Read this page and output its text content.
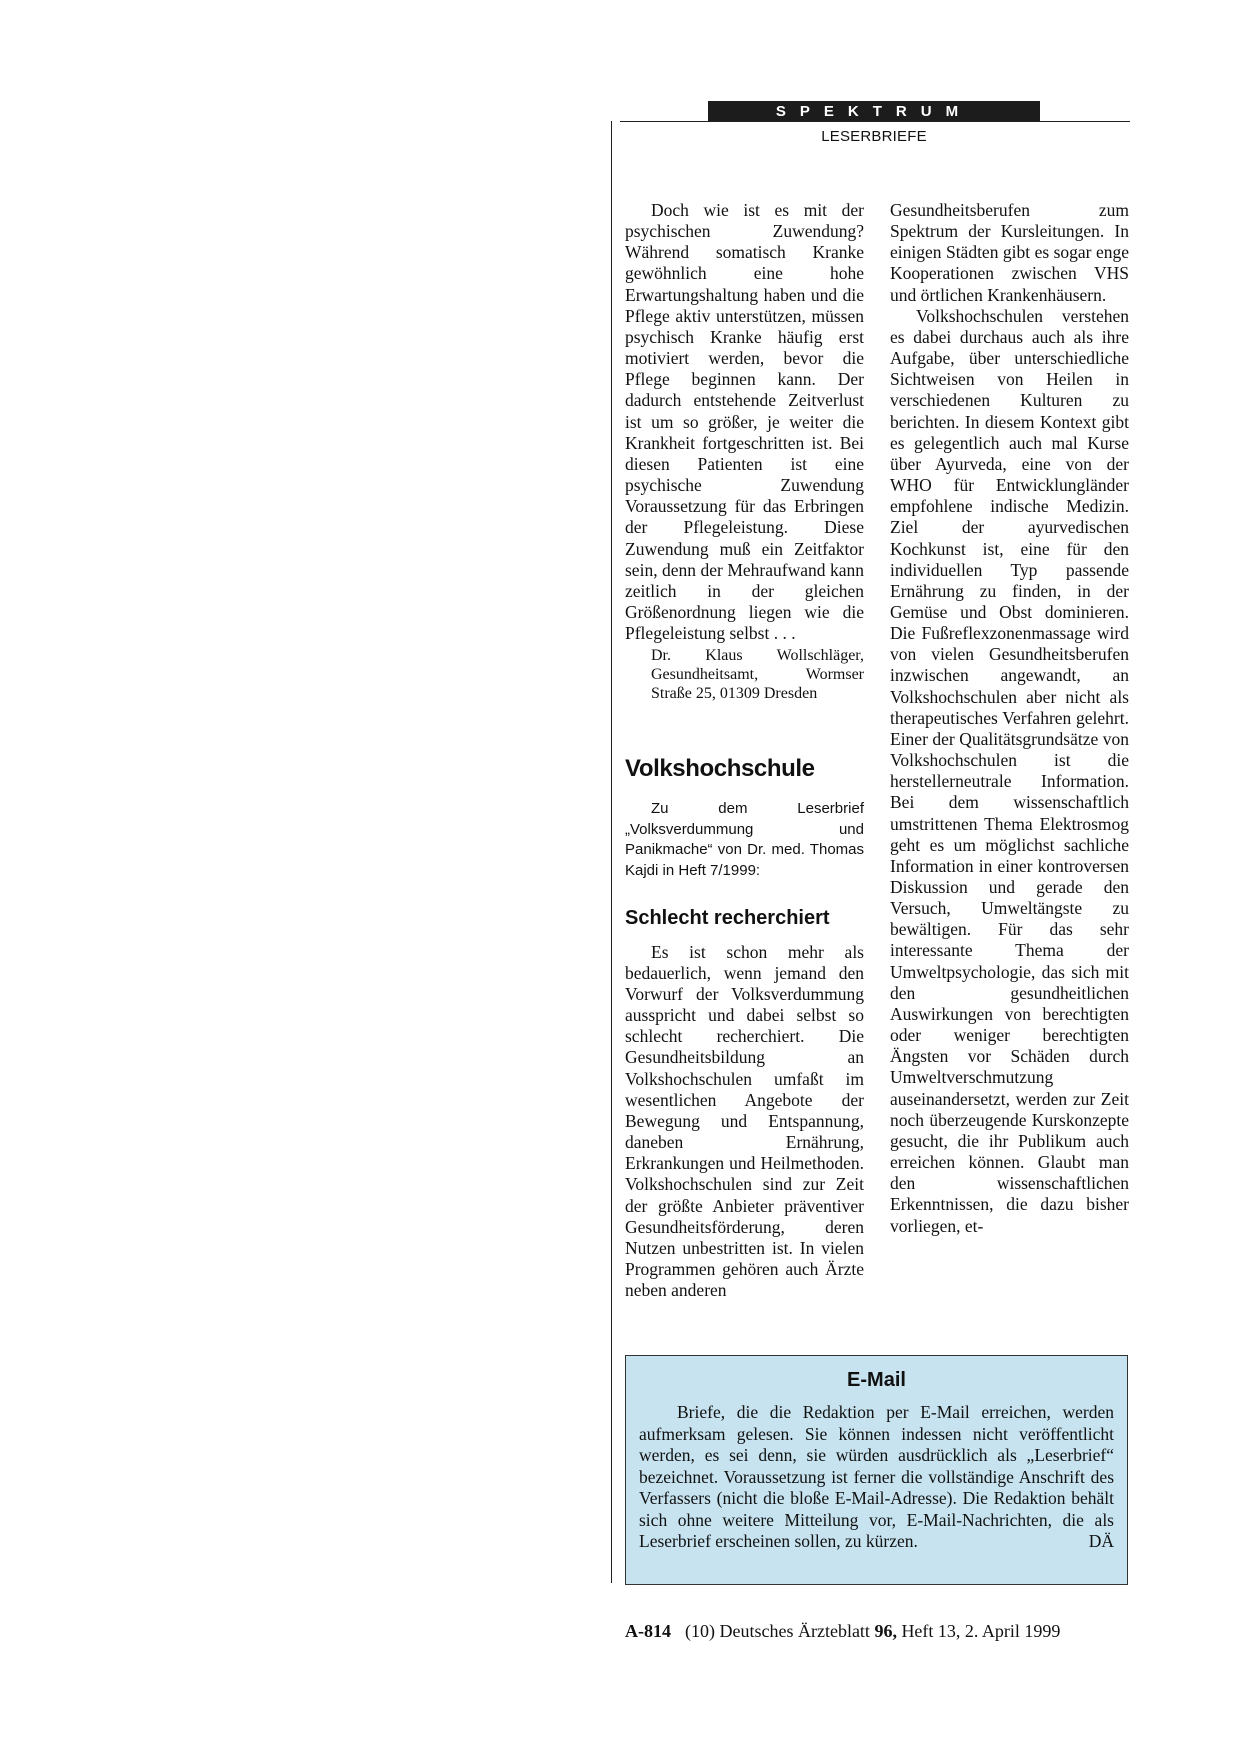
SPEKTRUM
LESERBRIEFE

Doch wie ist es mit der psychischen Zuwendung? Während somatisch Kranke gewöhnlich eine hohe Erwartungshaltung haben und die Pflege aktiv unterstützen, müssen psychisch Kranke häufig erst motiviert werden, bevor die Pflege beginnen kann. Der dadurch entstehende Zeitverlust ist um so größer, je weiter die Krankheit fortgeschritten ist. Bei diesen Patienten ist eine psychische Zuwendung Voraussetzung für das Erbringen der Pflegeleistung. Diese Zuwendung muß ein Zeitfaktor sein, denn der Mehraufwand kann zeitlich in der gleichen Größenordnung liegen wie die Pflegeleistung selbst . . .

Dr. Klaus Wollschläger, Gesundheitsamt, Wormser Straße 25, 01309 Dresden

Volkshochschule

Zu dem Leserbrief „Volksverdummung und Panikmache“ von Dr. med. Thomas Kajdi in Heft 7/1999:

Schlecht recherchiert

Es ist schon mehr als bedauerlich, wenn jemand den Vorwurf der Volksverdummung ausspricht und dabei selbst so schlecht recherchiert. Die Gesundheitsbildung an Volkshochschulen umfaßt im wesentlichen Angebote der Bewegung und Entspannung, daneben Ernährung, Erkrankungen und Heilmethoden. Volkshochschulen sind zur Zeit der größte Anbieter präventiver Gesundheitsförderung, deren Nutzen unbestritten ist. In vielen Programmen gehören auch Ärzte neben anderen

Gesundheitsberufen zum Spektrum der Kursleitungen. In einigen Städten gibt es sogar enge Kooperationen zwischen VHS und örtlichen Krankenhäusern.

Volkshochschulen verstehen es dabei durchaus auch als ihre Aufgabe, über unterschiedliche Sichtweisen von Heilen in verschiedenen Kulturen zu berichten. In diesem Kontext gibt es gelegentlich auch mal Kurse über Ayurveda, eine von der WHO für Entwicklungländer empfohlene indische Medizin. Ziel der ayurvedischen Kochkunst ist, eine für den individuellen Typ passende Ernährung zu finden, in der Gemüse und Obst dominieren. Die Fußreflexzonenmassage wird von vielen Gesundheitsberufen inzwischen angewandt, an Volkshochschulen aber nicht als therapeutisches Verfahren gelehrt. Einer der Qualitätsgrundsätze von Volkshochschulen ist die herstellerneutrale Information. Bei dem wissenschaftlich umstrittenen Thema Elektrosmog geht es um möglichst sachliche Information in einer kontroversen Diskussion und gerade den Versuch, Umweltängste zu bewältigen. Für das sehr interessante Thema der Umweltpsychologie, das sich mit den gesundheitlichen Auswirkungen von berechtigten oder weniger berechtigten Ängsten vor Schäden durch Umweltverschmutzung auseinandersetzt, werden zur Zeit noch überzeugende Kurskonzepte gesucht, die ihr Publikum auch erreichen können. Glaubt man den wissenschaftlichen Erkenntnissen, die dazu bisher vorliegen, et-

E-Mail

Briefe, die die Redaktion per E-Mail erreichen, werden aufmerksam gelesen. Sie können indessen nicht veröffentlicht werden, es sei denn, sie würden ausdrücklich als „Leserbrief“ bezeichnet. Voraussetzung ist ferner die vollständige Anschrift des Verfassers (nicht die bloße E-Mail-Adresse). Die Redaktion behält sich ohne weitere Mitteilung vor, E-Mail-Nachrichten, die als Leserbrief erscheinen sollen, zu kürzen.	DÄ

A-814 (10) Deutsches Ärzteblatt 96, Heft 13, 2. April 1999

### Goal
Write out the entries above word for word. Do not include the pictures.

### Solution to the problem
Read this page and output its text content.
SPEKTRUM
LESERBRIEFE

Doch wie ist es mit der psychischen Zuwendung? Während somatisch Kranke gewöhnlich eine hohe Erwartungshaltung haben und die Pflege aktiv unterstützen, müssen psychisch Kranke häufig erst motiviert werden, bevor die Pflege beginnen kann. Der dadurch entstehende Zeitverlust ist um so größer, je weiter die Krankheit fortgeschritten ist. Bei diesen Patienten ist eine psychische Zuwendung Voraussetzung für das Erbringen der Pflegeleistung. Diese Zuwendung muß ein Zeitfaktor sein, denn der Mehraufwand kann zeitlich in der gleichen Größenordnung liegen wie die Pflegeleistung selbst . . .

Dr. Klaus Wollschläger, Gesundheitsamt, Wormser Straße 25, 01309 Dresden

Volkshochschule

Zu dem Leserbrief „Volksverdummung und Panikmache“ von Dr. med. Thomas Kajdi in Heft 7/1999:

Schlecht recherchiert

Es ist schon mehr als bedauerlich, wenn jemand den Vorwurf der Volksverdummung ausspricht und dabei selbst so schlecht recherchiert. Die Gesundheitsbildung an Volkshochschulen umfaßt im wesentlichen Angebote der Bewegung und Entspannung, daneben Ernährung, Erkrankungen und Heilmethoden. Volkshochschulen sind zur Zeit der größte Anbieter präventiver Gesundheitsförderung, deren Nutzen unbestritten ist. In vielen Programmen gehören auch Ärzte neben anderen

Gesundheitsberufen zum Spektrum der Kursleitungen. In einigen Städten gibt es sogar enge Kooperationen zwischen VHS und örtlichen Krankenhäusern.

Volkshochschulen verstehen es dabei durchaus auch als ihre Aufgabe, über unterschiedliche Sichtweisen von Heilen in verschiedenen Kulturen zu berichten. In diesem Kontext gibt es gelegentlich auch mal Kurse über Ayurveda, eine von der WHO für Entwicklungländer empfohlene indische Medizin. Ziel der ayurvedischen Kochkunst ist, eine für den individuellen Typ passende Ernährung zu finden, in der Gemüse und Obst dominieren. Die Fußreflexzonenmassage wird von vielen Gesundheitsberufen inzwischen angewandt, an Volkshochschulen aber nicht als therapeutisches Verfahren gelehrt. Einer der Qualitätsgrundsätze von Volkshochschulen ist die herstellerneutrale Information. Bei dem wissenschaftlich umstrittenen Thema Elektrosmog geht es um möglichst sachliche Information in einer kontroversen Diskussion und gerade den Versuch, Umweltängste zu bewältigen. Für das sehr interessante Thema der Umweltpsychologie, das sich mit den gesundheitlichen Auswirkungen von berechtigten oder weniger berechtigten Ängsten vor Schäden durch Umweltverschmutzung auseinandersetzt, werden zur Zeit noch überzeugende Kurskonzepte gesucht, die ihr Publikum auch erreichen können. Glaubt man den wissenschaftlichen Erkenntnissen, die dazu bisher vorliegen, et-

E-Mail

Briefe, die die Redaktion per E-Mail erreichen, werden aufmerksam gelesen. Sie können indessen nicht veröffentlicht werden, es sei denn, sie würden ausdrücklich als „Leserbrief“ bezeichnet. Voraussetzung ist ferner die vollständige Anschrift des Verfassers (nicht die bloße E-Mail-Adresse). Die Redaktion behält sich ohne weitere Mitteilung vor, E-Mail-Nachrichten, die als Leserbrief erscheinen sollen, zu kürzen.	DÄ

A-814 (10) Deutsches Ärzteblatt 96, Heft 13, 2. April 1999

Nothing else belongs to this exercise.